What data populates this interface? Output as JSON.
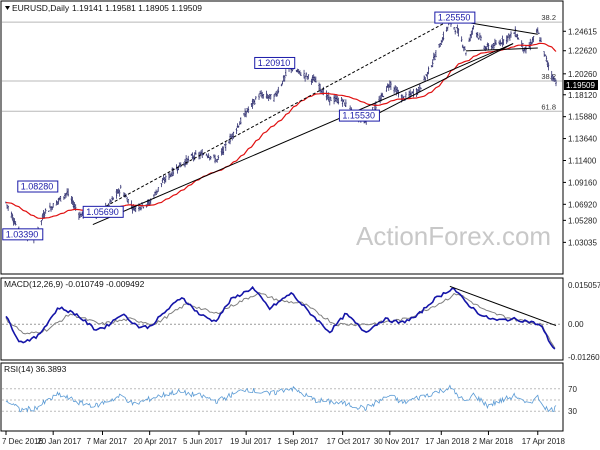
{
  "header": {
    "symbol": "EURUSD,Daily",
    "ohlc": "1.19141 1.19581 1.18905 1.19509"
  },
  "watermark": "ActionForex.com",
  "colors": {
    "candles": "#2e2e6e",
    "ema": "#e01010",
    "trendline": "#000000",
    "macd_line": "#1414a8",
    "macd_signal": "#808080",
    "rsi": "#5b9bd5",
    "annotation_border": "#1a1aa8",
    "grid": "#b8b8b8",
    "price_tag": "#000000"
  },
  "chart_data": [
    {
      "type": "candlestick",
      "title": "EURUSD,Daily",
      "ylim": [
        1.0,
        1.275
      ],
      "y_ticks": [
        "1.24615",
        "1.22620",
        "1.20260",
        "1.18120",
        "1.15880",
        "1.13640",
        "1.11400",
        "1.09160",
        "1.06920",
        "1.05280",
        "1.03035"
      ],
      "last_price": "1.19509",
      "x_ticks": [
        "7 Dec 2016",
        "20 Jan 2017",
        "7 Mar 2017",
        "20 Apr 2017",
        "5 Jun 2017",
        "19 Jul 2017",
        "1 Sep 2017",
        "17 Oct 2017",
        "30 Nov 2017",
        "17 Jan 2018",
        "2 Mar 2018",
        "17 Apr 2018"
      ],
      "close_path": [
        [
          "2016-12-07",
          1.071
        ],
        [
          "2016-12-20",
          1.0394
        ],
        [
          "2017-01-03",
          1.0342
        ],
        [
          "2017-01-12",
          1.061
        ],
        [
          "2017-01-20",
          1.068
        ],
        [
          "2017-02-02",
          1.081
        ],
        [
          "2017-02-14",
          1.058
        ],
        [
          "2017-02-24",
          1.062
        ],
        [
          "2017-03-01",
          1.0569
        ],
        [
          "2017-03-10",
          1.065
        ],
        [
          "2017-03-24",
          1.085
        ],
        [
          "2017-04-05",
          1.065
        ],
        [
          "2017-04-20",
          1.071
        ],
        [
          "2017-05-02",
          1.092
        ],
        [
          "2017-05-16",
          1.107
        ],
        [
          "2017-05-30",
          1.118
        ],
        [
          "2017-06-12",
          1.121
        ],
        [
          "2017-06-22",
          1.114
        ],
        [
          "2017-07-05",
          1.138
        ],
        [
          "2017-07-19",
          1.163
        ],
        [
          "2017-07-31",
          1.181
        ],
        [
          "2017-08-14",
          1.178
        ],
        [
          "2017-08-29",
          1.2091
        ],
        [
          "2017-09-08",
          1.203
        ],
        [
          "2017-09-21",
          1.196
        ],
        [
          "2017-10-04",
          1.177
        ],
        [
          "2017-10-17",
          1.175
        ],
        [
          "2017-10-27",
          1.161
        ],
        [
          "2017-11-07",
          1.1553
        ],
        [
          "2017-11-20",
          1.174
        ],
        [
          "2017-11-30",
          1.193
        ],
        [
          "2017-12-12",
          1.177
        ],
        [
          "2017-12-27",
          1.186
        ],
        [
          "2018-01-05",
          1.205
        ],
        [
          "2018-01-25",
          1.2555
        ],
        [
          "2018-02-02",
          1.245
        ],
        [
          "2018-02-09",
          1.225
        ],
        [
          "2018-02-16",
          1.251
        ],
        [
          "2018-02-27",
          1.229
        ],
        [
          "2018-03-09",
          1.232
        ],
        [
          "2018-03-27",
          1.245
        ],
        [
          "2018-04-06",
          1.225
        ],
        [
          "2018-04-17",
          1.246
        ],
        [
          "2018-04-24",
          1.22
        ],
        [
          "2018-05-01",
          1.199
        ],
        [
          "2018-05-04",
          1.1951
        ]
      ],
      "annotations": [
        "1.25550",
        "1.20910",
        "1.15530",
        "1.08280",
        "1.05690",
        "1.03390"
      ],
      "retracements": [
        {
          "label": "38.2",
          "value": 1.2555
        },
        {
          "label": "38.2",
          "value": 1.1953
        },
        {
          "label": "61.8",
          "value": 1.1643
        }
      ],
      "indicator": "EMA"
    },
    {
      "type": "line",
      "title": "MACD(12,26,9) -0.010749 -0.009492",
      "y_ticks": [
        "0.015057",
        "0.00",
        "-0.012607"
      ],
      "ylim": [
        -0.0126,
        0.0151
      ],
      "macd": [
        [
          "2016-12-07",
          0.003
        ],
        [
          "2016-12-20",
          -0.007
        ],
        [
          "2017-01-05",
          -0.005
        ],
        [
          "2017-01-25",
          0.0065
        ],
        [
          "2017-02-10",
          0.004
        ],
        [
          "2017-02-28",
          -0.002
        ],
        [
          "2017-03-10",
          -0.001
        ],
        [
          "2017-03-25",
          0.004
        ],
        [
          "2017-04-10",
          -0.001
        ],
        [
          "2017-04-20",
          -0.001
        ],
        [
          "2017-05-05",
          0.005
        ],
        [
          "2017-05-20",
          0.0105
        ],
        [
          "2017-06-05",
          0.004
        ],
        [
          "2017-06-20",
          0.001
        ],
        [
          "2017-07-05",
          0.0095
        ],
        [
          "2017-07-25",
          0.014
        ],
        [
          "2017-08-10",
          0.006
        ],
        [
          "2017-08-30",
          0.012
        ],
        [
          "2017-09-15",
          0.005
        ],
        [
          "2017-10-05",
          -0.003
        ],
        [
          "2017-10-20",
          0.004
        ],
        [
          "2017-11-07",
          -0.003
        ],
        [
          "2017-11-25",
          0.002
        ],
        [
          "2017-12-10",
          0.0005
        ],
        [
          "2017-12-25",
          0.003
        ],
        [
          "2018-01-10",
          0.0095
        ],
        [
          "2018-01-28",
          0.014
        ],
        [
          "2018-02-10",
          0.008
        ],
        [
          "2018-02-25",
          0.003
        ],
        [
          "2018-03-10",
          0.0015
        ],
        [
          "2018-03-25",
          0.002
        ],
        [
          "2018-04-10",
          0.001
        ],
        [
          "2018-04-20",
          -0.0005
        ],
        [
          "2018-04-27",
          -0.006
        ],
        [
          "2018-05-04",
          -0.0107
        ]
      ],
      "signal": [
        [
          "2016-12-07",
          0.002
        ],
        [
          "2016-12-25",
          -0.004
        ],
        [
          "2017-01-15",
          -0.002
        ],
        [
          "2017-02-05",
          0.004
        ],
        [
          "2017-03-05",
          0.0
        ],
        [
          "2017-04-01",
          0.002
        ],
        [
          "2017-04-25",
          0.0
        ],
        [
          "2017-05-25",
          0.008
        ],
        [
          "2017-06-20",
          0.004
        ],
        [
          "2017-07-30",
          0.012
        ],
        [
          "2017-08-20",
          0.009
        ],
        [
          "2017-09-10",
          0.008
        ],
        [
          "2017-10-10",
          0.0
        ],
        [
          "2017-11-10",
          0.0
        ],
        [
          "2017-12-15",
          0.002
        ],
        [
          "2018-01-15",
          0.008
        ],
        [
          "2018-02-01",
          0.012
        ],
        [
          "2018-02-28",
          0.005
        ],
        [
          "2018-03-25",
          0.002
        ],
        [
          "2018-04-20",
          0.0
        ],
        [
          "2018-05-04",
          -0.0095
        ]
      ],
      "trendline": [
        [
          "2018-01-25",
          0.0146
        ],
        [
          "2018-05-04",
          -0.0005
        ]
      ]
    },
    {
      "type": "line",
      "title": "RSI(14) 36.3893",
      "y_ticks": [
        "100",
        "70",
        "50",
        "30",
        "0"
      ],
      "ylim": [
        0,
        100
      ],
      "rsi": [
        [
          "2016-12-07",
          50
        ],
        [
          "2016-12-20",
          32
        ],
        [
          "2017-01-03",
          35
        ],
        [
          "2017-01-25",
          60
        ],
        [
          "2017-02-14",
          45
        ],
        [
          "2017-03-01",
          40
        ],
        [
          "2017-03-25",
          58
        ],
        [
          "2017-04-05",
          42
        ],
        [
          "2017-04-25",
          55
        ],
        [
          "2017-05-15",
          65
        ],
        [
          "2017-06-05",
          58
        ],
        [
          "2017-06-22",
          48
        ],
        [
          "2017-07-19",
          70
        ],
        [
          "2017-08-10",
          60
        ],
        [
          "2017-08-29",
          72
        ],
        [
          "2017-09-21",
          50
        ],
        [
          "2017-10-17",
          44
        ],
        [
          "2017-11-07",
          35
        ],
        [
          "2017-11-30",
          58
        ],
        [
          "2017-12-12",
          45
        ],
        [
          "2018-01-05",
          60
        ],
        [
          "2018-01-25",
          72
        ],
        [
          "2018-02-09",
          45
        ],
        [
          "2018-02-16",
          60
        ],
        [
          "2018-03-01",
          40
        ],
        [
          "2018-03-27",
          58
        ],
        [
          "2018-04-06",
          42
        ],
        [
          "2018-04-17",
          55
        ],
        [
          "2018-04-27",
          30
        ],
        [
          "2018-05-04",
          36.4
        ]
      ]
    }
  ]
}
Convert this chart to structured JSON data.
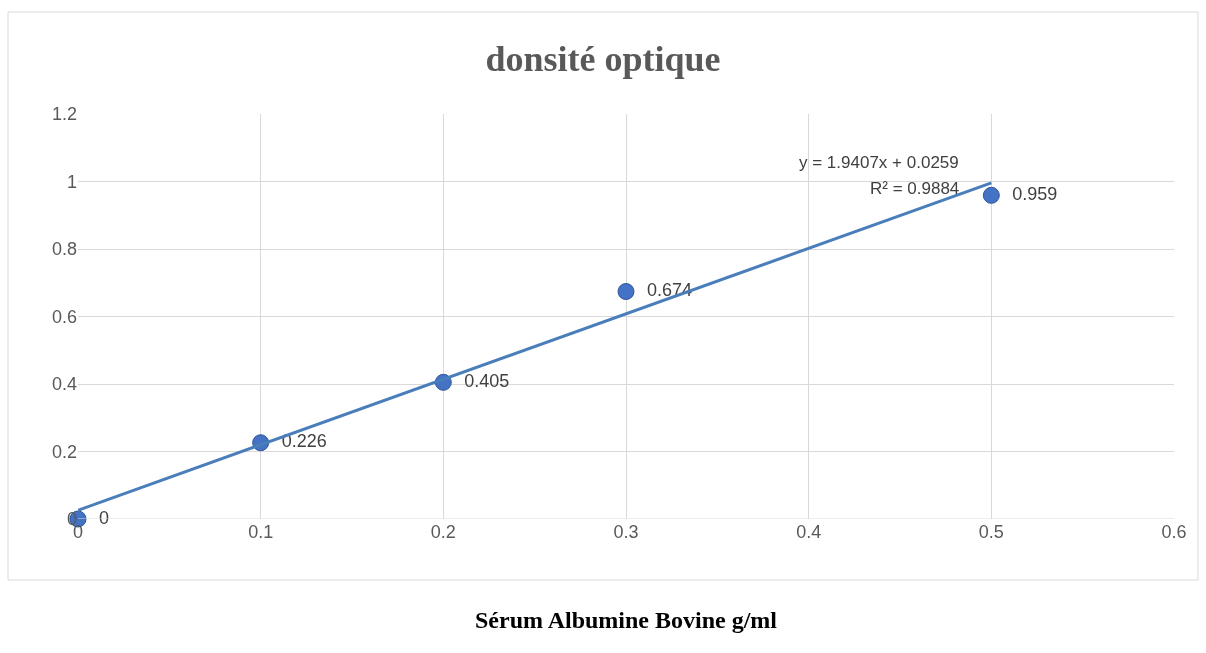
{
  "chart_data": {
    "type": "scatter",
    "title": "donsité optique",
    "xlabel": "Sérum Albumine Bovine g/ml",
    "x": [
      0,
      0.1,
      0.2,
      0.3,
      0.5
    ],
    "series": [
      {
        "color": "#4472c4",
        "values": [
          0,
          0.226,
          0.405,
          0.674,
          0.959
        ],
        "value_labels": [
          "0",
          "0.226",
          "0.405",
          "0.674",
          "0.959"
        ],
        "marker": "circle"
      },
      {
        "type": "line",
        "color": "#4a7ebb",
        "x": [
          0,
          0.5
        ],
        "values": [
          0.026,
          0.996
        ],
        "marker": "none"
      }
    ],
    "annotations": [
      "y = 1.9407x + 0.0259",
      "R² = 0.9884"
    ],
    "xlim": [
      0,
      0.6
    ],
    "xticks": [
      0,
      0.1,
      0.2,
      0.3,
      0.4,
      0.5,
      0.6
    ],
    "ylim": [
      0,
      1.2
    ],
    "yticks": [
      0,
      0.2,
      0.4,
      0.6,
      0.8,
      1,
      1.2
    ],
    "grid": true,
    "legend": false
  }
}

→ **Set exercise**
Copy out each line of the material that holds the word "type".

→ **Reply to the exercise**
      "type": "candlestick",
      "type": "line",
      "type": "line",
    "type": "scatter",
        "type": "line",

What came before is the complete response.